Data for this task:
━━━━━━
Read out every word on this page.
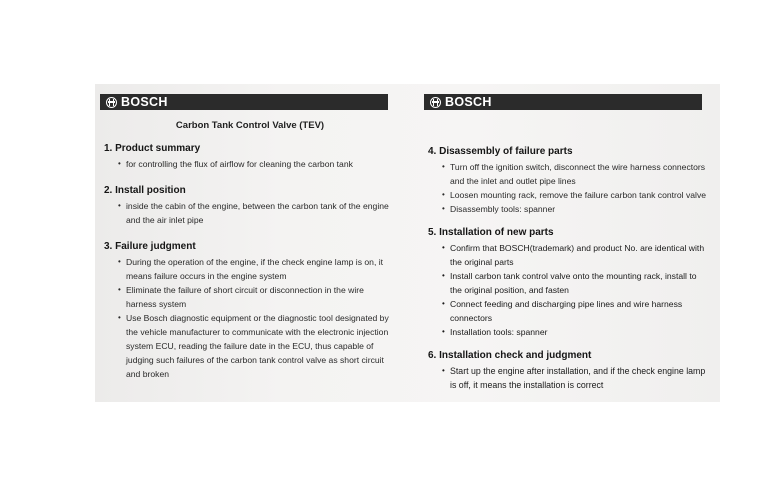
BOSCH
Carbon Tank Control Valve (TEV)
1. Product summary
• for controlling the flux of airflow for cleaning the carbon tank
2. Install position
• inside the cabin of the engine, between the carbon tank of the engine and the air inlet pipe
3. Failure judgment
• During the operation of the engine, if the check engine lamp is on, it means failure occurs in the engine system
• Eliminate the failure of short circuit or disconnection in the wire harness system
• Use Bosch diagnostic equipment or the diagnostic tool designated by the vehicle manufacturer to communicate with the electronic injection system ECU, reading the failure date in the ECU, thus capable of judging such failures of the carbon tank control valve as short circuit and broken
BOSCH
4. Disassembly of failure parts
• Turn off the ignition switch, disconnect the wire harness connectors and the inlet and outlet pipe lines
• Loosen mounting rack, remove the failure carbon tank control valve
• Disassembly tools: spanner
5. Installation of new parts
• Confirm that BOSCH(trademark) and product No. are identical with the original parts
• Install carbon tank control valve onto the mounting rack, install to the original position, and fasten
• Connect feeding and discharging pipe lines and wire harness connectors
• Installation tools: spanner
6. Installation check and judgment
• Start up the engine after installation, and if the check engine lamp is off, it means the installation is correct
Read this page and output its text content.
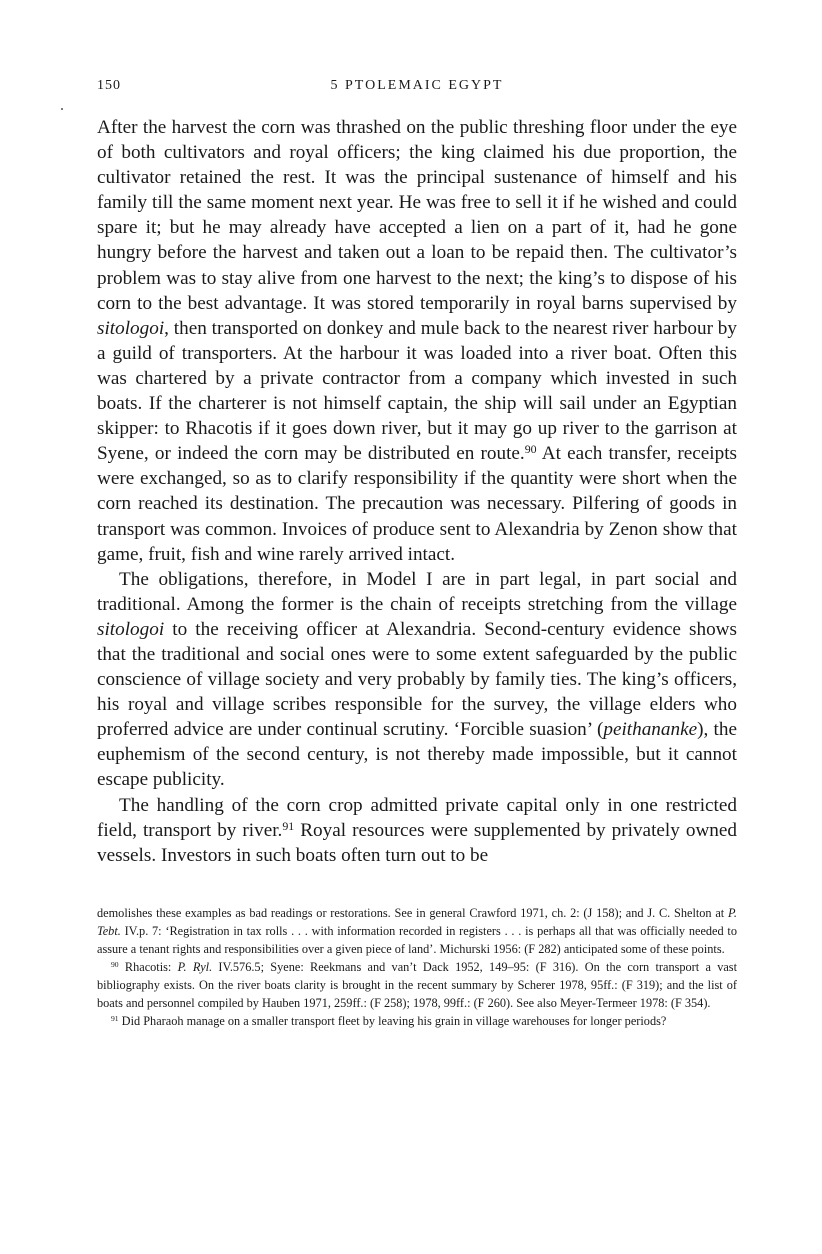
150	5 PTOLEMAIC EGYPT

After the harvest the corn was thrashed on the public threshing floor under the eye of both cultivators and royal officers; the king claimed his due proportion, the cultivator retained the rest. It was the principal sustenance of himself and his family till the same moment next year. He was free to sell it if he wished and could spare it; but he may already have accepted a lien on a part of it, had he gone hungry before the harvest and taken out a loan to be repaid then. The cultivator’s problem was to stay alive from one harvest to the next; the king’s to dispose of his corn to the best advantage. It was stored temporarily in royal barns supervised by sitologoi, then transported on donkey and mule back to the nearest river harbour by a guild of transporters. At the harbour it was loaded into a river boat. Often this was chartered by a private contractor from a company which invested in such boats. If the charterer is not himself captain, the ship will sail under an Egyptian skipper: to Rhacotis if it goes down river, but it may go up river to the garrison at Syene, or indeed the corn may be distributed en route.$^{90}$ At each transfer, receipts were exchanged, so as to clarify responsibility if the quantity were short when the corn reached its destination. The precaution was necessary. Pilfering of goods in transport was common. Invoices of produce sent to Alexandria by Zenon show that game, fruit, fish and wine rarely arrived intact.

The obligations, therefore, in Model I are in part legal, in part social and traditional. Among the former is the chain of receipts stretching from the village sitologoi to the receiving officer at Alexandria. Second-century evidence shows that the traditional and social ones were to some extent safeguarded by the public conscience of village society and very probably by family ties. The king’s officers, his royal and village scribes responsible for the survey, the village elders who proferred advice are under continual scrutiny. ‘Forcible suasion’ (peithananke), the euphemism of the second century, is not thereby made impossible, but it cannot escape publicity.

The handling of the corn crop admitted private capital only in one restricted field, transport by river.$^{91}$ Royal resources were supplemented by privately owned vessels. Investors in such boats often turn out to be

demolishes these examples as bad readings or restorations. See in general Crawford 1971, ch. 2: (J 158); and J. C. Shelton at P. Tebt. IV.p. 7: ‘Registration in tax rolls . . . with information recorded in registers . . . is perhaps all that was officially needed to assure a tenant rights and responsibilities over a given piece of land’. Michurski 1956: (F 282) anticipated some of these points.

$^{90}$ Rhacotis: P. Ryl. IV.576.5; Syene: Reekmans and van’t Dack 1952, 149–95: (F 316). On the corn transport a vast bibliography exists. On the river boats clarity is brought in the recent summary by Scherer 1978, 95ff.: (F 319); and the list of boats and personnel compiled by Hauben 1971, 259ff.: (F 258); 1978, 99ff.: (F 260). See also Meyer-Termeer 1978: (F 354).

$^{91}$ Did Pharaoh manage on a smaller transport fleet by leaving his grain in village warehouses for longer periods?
━━━━━━
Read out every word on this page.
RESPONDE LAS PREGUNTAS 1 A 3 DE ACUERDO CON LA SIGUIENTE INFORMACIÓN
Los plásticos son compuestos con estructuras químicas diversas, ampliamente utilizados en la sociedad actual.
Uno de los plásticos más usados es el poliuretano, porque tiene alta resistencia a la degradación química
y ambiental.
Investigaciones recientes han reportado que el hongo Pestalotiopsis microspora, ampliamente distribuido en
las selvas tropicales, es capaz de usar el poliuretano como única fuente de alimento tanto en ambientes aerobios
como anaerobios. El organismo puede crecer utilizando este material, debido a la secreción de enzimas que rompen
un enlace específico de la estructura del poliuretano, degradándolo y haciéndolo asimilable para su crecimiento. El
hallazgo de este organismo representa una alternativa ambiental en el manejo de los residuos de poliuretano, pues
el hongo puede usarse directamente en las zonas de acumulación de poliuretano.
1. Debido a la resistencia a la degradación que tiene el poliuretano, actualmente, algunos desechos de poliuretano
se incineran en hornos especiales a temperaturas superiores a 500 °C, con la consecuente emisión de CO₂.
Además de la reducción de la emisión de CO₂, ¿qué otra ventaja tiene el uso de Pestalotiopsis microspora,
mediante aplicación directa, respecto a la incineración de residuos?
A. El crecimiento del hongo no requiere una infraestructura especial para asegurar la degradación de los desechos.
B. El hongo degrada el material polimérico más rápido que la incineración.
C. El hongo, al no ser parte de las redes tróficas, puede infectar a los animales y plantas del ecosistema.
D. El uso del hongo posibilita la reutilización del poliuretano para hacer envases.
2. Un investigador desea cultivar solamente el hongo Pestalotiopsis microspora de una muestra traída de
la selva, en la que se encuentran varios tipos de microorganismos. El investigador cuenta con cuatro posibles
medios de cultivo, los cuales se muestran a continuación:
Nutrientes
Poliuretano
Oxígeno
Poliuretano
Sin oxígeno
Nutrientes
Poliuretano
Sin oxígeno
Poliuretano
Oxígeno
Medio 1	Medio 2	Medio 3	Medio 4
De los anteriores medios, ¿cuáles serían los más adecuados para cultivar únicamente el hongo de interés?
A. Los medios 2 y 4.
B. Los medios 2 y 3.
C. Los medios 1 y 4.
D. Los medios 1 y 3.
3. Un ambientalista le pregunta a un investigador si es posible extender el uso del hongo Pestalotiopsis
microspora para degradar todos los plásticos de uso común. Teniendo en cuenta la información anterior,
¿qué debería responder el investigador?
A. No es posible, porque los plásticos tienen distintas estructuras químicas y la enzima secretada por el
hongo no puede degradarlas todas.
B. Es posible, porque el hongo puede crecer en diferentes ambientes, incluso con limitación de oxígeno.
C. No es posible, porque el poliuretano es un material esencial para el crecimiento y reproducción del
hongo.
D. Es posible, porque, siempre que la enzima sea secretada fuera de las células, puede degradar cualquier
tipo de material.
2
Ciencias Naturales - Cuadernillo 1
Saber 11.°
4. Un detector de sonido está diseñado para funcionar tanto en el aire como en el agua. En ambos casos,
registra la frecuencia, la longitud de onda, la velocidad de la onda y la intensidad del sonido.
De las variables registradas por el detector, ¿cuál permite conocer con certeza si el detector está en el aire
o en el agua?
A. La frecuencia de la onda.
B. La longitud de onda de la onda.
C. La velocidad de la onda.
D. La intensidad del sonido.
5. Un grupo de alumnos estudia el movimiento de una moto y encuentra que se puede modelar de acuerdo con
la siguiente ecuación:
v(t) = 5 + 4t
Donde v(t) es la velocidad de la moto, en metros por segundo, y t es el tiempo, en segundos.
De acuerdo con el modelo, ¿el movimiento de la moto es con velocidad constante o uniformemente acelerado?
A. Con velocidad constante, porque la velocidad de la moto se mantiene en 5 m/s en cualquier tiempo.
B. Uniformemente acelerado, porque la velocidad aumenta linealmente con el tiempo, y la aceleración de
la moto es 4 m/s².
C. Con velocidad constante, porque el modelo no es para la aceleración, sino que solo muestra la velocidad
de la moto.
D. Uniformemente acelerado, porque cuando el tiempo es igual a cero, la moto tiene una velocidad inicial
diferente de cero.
━━━━━━
Check all the records above and select each line where the string "cultivar" is found.

2. Un investigador desea cultivar solamente el hongo Pestalotiopsis microspora de una muestra traída de
De los anteriores medios, ¿cuáles serían los más adecuados para cultivar únicamente el hongo de interés?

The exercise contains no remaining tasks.